Copy out the listing exactly.

════════

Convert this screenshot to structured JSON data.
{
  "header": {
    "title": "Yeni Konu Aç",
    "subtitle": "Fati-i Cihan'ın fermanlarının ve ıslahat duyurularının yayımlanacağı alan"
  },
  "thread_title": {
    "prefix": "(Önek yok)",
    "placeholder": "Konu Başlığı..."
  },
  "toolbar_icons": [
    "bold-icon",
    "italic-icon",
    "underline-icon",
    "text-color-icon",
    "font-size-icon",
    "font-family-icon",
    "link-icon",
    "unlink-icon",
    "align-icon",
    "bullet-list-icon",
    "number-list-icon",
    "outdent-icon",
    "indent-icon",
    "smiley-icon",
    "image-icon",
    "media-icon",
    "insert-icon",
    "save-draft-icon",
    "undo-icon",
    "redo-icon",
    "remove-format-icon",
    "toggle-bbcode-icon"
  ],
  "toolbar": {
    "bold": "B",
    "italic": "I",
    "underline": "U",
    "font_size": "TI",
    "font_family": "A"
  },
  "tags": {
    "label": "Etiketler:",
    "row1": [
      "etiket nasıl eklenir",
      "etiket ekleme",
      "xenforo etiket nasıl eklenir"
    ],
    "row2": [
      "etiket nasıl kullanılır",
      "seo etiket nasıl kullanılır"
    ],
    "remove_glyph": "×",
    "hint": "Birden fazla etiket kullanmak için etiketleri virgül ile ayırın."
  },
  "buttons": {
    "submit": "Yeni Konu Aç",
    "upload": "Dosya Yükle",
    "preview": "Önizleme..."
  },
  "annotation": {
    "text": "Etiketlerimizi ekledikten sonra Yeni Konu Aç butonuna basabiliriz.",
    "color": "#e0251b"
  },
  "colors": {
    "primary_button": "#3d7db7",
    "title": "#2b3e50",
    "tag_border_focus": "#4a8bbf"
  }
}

════════

**COMPLETED TASK:**
Convert this screenshot to structured JSON data.
{
  "header": {
    "title": "Yeni Konu Aç",
    "subtitle": "Fati-i Cihan'ın fermanlarının ve ıslahat duyurularının yayımlanacağı alan"
  },
  "thread_title": {
    "prefix": "(Önek yok)",
    "placeholder": "Konu Başlığı..."
  },
  "toolbar_icons": [
    "bold-icon",
    "italic-icon",
    "underline-icon",
    "text-color-icon",
    "font-size-icon",
    "font-family-icon",
    "link-icon",
    "unlink-icon",
    "align-icon",
    "bullet-list-icon",
    "number-list-icon",
    "outdent-icon",
    "indent-icon",
    "smiley-icon",
    "image-icon",
    "media-icon",
    "insert-icon",
    "save-draft-icon",
    "undo-icon",
    "redo-icon",
    "remove-format-icon",
    "toggle-bbcode-icon"
  ],
  "toolbar": {
    "bold": "B",
    "italic": "I",
    "underline": "U",
    "font_size": "TI",
    "font_family": "A"
  },
  "tags": {
    "label": "Etiketler:",
    "row1": [
      "etiket nasıl eklenir",
      "etiket ekleme",
      "xenforo etiket nasıl eklenir"
    ],
    "row2": [
      "etiket nasıl kullanılır",
      "seo etiket nasıl kullanılır"
    ],
    "remove_glyph": "×",
    "hint": "Birden fazla etiket kullanmak için etiketleri virgül ile ayırın."
  },
  "buttons": {
    "submit": "Yeni Konu Aç",
    "upload": "Dosya Yükle",
    "preview": "Önizleme..."
  },
  "annotation": {
    "text": "Etiketlerimizi ekledikten sonra Yeni Konu Aç butonuna basabiliriz.",
    "color": "#e0251b"
  },
  "colors": {
    "primary_button": "#3d7db7",
    "title": "#2b3e50",
    "tag_border_focus": "#4a8bbf"
  }
}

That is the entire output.